◆ **Required task**: In how many lines of the data does the word "JSON" appear? Give the number by itself.

Excerpts from a figure dataset:
* Begin *
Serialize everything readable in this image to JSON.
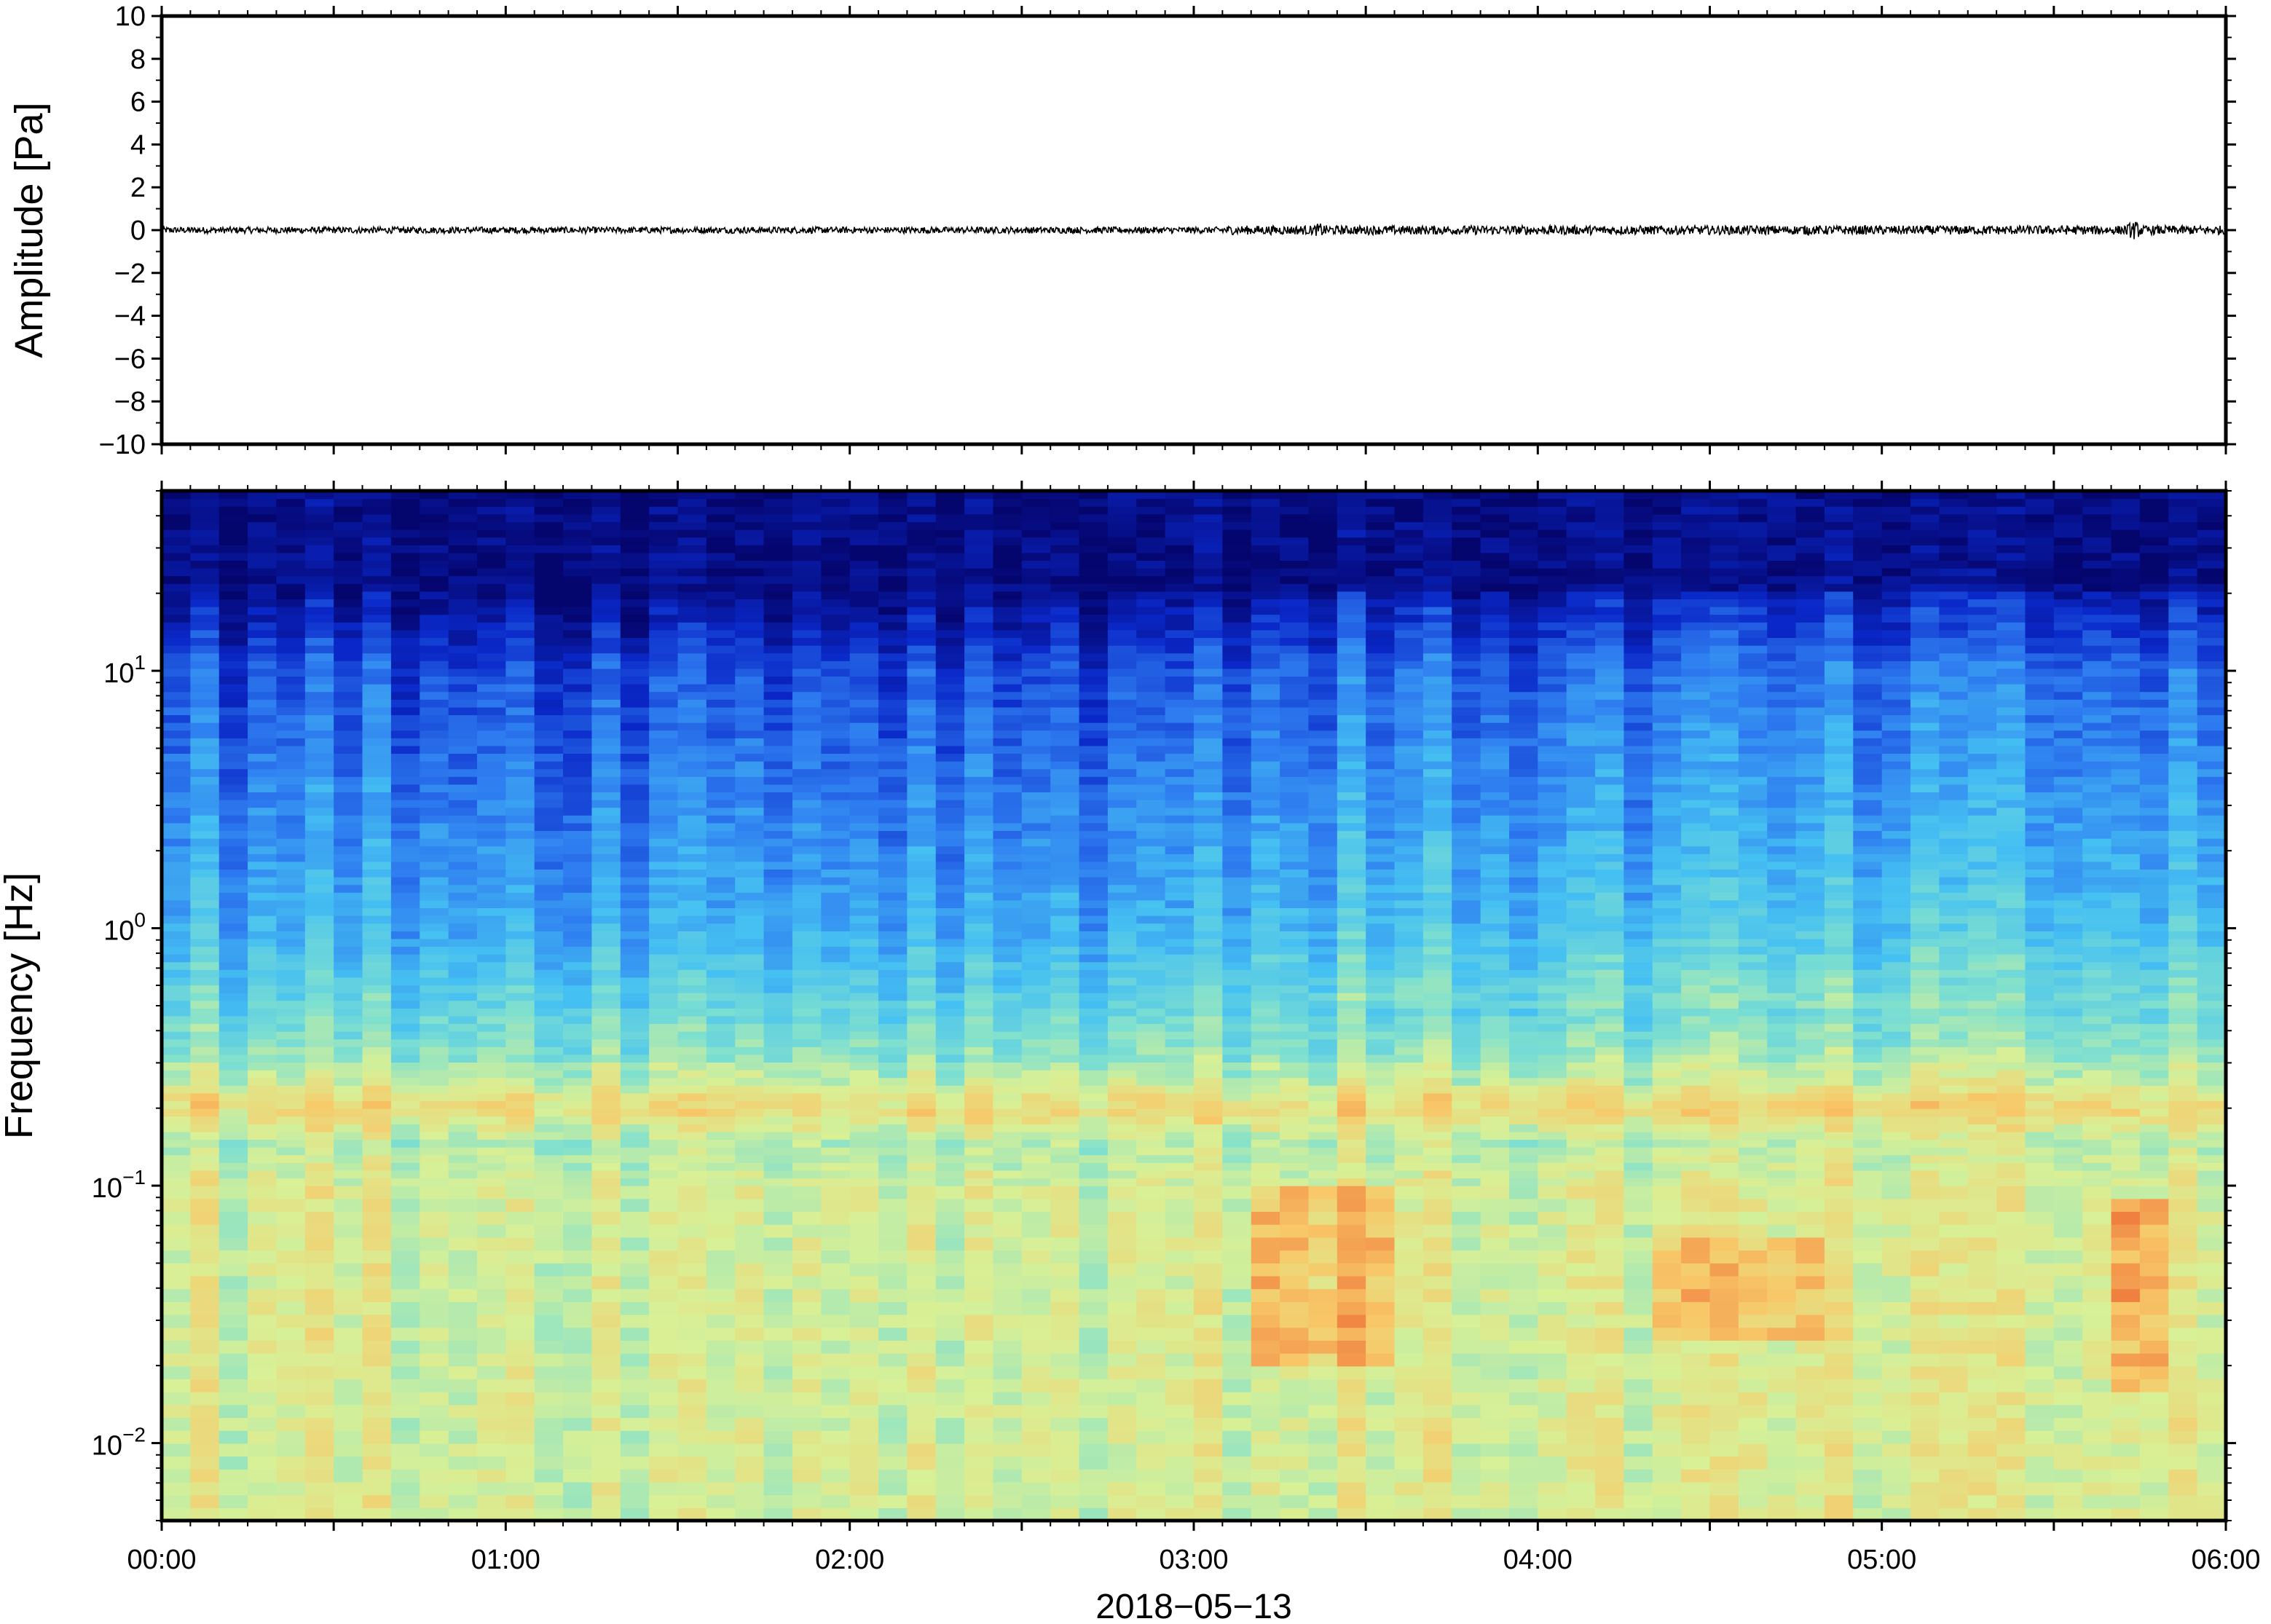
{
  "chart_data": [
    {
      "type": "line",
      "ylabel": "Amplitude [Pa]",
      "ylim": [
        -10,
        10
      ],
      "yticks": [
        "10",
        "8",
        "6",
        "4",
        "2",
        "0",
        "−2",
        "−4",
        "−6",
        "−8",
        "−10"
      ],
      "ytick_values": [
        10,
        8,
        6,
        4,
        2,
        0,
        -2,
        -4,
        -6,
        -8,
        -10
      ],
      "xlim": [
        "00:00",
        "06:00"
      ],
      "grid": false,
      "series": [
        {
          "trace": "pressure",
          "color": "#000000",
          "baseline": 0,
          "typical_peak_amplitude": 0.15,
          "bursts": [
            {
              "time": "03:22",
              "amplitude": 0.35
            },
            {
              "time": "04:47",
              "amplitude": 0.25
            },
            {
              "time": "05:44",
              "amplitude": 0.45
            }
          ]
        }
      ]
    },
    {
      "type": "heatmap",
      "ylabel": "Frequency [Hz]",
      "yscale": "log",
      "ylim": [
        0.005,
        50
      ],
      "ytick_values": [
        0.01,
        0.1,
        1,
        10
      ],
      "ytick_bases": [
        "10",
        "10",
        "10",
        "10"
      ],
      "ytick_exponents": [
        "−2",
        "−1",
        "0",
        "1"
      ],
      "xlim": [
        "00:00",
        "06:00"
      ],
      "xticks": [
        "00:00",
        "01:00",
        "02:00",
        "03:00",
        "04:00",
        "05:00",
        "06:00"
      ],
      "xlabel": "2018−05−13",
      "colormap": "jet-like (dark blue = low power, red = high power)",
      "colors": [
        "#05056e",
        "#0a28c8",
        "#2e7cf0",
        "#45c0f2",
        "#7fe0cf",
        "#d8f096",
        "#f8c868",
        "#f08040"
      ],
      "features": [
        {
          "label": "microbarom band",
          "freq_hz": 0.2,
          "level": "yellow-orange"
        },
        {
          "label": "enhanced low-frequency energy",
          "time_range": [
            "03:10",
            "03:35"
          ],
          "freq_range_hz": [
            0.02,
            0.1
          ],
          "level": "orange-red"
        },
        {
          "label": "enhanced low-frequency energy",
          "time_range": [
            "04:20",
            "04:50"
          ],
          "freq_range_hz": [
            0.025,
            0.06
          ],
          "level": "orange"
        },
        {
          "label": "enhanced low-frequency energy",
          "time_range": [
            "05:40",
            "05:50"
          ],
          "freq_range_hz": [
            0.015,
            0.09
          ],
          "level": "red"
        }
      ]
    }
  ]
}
* End *
* Begin *
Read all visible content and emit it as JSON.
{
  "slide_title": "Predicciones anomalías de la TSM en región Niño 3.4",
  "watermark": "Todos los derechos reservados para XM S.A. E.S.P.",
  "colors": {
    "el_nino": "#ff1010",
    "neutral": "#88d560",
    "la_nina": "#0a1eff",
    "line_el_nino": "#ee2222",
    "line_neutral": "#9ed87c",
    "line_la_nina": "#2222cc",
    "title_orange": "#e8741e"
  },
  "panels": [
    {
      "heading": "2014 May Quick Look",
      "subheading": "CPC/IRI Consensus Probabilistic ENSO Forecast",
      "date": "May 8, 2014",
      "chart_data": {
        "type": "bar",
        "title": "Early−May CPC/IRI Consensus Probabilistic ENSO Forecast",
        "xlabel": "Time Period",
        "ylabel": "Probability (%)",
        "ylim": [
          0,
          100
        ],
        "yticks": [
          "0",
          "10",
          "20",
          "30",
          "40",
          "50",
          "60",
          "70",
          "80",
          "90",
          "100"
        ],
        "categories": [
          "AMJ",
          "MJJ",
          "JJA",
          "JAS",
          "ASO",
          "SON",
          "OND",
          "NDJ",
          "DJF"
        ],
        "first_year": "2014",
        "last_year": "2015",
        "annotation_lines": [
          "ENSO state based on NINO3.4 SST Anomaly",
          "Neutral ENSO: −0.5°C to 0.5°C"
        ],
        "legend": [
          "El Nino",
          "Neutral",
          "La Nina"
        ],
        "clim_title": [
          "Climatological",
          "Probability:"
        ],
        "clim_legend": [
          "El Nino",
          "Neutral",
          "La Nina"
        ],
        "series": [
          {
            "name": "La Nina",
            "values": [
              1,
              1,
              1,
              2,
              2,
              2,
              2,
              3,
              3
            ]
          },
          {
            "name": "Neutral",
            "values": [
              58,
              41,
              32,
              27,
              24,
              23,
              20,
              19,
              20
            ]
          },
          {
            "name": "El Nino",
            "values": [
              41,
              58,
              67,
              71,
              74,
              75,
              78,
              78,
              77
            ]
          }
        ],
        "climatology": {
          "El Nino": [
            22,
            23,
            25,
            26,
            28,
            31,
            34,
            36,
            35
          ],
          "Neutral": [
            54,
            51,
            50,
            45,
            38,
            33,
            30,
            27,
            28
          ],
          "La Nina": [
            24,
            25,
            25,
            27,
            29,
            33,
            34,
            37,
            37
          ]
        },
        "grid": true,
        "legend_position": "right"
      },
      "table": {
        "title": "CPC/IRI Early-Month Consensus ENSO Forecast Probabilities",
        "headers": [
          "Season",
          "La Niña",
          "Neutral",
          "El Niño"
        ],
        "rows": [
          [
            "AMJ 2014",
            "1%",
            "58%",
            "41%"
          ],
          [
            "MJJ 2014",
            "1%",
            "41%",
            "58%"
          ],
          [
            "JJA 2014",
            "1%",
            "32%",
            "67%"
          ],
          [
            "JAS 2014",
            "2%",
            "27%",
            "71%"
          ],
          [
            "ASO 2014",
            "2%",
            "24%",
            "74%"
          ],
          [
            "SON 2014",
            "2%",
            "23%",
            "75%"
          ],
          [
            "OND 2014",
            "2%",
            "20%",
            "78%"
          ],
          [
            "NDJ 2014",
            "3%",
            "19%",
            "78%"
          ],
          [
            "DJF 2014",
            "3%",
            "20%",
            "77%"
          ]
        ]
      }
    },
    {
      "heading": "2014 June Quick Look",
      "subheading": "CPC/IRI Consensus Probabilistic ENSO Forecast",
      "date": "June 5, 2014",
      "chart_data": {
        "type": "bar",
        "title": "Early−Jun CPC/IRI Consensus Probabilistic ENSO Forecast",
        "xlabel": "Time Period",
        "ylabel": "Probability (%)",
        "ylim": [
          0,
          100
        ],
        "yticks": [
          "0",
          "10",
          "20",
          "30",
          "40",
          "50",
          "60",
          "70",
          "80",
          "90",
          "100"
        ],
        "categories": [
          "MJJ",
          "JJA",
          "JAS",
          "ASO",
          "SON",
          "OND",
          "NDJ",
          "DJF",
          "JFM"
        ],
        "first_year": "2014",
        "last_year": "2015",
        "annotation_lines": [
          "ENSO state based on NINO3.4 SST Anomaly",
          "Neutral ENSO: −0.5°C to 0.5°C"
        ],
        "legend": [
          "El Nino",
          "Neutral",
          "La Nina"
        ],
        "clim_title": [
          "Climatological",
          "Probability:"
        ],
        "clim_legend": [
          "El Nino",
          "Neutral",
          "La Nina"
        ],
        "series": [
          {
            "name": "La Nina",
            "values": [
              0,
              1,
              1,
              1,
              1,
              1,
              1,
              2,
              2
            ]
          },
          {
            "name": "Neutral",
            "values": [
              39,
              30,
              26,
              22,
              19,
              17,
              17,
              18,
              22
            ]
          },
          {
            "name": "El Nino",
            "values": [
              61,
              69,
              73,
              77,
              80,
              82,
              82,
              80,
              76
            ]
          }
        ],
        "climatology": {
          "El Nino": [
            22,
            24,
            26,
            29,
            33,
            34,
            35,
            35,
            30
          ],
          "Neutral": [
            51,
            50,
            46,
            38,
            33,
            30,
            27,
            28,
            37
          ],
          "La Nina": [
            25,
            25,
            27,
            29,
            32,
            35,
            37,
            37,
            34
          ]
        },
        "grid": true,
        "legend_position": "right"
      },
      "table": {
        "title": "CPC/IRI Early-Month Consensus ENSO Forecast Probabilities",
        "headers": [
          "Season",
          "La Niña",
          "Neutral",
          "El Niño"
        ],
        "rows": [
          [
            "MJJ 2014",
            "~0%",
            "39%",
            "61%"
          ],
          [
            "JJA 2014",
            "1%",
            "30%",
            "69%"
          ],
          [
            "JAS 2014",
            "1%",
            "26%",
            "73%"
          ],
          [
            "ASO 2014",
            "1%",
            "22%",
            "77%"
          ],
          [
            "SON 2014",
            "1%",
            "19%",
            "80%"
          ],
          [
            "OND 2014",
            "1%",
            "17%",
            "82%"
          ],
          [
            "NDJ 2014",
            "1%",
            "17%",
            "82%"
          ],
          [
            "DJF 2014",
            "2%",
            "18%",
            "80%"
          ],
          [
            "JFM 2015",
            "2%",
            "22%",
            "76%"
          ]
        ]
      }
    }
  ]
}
* End *
◆ **Task solution**: 2